RECORDS PROVIDED:
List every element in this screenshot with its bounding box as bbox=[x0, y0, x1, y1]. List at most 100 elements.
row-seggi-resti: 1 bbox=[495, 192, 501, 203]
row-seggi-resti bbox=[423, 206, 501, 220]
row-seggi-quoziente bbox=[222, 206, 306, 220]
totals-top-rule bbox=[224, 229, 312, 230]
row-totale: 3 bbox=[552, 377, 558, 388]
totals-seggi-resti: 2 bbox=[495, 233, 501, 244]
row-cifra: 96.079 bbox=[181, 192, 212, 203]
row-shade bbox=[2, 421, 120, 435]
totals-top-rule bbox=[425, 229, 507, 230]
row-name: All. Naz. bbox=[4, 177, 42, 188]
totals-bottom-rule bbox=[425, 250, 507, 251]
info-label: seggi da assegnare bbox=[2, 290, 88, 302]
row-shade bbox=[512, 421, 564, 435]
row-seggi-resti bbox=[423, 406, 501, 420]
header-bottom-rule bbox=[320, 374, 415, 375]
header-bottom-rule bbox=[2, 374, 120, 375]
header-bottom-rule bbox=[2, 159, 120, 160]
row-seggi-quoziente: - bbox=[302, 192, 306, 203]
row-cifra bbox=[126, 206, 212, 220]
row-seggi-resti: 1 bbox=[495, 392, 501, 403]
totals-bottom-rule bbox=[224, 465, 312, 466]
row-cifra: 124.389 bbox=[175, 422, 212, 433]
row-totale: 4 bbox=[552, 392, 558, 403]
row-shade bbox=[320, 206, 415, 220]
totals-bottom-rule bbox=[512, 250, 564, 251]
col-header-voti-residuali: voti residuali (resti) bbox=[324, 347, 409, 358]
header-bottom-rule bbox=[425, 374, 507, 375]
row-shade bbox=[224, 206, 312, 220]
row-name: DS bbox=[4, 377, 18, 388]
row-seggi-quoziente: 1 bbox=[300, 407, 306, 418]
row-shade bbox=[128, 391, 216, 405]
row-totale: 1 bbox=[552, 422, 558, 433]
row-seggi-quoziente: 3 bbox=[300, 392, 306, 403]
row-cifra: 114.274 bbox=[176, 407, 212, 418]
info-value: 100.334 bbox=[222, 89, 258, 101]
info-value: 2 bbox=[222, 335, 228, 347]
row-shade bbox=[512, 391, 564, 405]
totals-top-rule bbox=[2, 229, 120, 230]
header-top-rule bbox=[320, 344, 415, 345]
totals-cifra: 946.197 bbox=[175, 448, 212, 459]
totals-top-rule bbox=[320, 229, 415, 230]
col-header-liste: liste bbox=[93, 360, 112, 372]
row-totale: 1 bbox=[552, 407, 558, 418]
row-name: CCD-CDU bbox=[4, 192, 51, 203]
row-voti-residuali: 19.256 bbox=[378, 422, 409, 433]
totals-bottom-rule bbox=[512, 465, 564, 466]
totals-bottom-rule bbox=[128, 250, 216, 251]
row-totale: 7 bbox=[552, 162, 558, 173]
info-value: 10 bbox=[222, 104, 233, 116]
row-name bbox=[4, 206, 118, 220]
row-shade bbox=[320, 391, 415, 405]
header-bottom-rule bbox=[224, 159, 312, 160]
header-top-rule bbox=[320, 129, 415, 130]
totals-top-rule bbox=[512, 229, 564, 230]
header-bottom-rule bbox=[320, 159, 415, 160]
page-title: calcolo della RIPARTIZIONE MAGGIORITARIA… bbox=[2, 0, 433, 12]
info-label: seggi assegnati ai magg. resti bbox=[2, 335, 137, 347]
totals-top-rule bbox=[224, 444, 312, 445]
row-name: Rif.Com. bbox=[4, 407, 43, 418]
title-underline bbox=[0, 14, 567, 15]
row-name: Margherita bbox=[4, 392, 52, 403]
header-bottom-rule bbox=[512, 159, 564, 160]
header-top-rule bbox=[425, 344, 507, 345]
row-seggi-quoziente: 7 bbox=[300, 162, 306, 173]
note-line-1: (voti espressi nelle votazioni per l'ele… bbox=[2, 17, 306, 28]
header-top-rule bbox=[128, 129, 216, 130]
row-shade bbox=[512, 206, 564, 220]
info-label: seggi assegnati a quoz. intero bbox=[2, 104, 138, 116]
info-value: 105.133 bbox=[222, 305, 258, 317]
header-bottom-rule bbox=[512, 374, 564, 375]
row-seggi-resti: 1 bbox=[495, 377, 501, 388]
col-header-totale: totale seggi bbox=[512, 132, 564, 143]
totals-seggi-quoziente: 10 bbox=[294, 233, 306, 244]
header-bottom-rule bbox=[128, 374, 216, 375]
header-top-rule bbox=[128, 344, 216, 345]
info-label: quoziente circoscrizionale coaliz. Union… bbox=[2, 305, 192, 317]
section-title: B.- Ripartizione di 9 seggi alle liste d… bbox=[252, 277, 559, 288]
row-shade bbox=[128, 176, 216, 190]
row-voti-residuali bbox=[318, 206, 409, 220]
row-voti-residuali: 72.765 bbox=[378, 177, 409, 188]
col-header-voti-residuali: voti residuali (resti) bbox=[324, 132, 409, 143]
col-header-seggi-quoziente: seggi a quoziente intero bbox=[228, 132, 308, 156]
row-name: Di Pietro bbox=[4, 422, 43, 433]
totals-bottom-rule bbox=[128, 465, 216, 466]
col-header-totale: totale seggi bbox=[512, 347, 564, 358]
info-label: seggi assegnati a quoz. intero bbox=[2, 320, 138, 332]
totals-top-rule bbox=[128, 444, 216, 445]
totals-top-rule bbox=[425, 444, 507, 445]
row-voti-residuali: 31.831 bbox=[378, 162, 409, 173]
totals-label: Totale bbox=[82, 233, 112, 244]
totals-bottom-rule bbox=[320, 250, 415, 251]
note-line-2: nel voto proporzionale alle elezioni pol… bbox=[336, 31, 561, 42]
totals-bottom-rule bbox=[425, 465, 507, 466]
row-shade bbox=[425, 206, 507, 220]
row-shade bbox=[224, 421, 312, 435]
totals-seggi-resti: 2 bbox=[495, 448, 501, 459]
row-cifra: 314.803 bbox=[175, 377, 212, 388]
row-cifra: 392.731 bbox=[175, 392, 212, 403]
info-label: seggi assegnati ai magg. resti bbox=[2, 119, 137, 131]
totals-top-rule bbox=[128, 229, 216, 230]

TASK STATEMENT: Copy the records word for word from the very beginning through the line containing "row-seggi-resti: 1 bbox=[495, 392, 501, 403]", including that line.

FINAL RESULT:
List every element in this screenshot with its bounding box as bbox=[x0, y0, x1, y1]. List at most 100 elements.
row-seggi-resti: 1 bbox=[495, 192, 501, 203]
row-seggi-resti bbox=[423, 206, 501, 220]
row-seggi-quoziente bbox=[222, 206, 306, 220]
totals-top-rule bbox=[224, 229, 312, 230]
row-totale: 3 bbox=[552, 377, 558, 388]
totals-seggi-resti: 2 bbox=[495, 233, 501, 244]
row-cifra: 96.079 bbox=[181, 192, 212, 203]
row-shade bbox=[2, 421, 120, 435]
totals-top-rule bbox=[425, 229, 507, 230]
row-name: All. Naz. bbox=[4, 177, 42, 188]
totals-bottom-rule bbox=[425, 250, 507, 251]
info-label: seggi da assegnare bbox=[2, 290, 88, 302]
row-shade bbox=[512, 421, 564, 435]
row-seggi-resti bbox=[423, 406, 501, 420]
header-bottom-rule bbox=[320, 374, 415, 375]
header-bottom-rule bbox=[2, 374, 120, 375]
header-bottom-rule bbox=[2, 159, 120, 160]
row-seggi-quoziente: - bbox=[302, 192, 306, 203]
row-cifra bbox=[126, 206, 212, 220]
row-seggi-resti: 1 bbox=[495, 392, 501, 403]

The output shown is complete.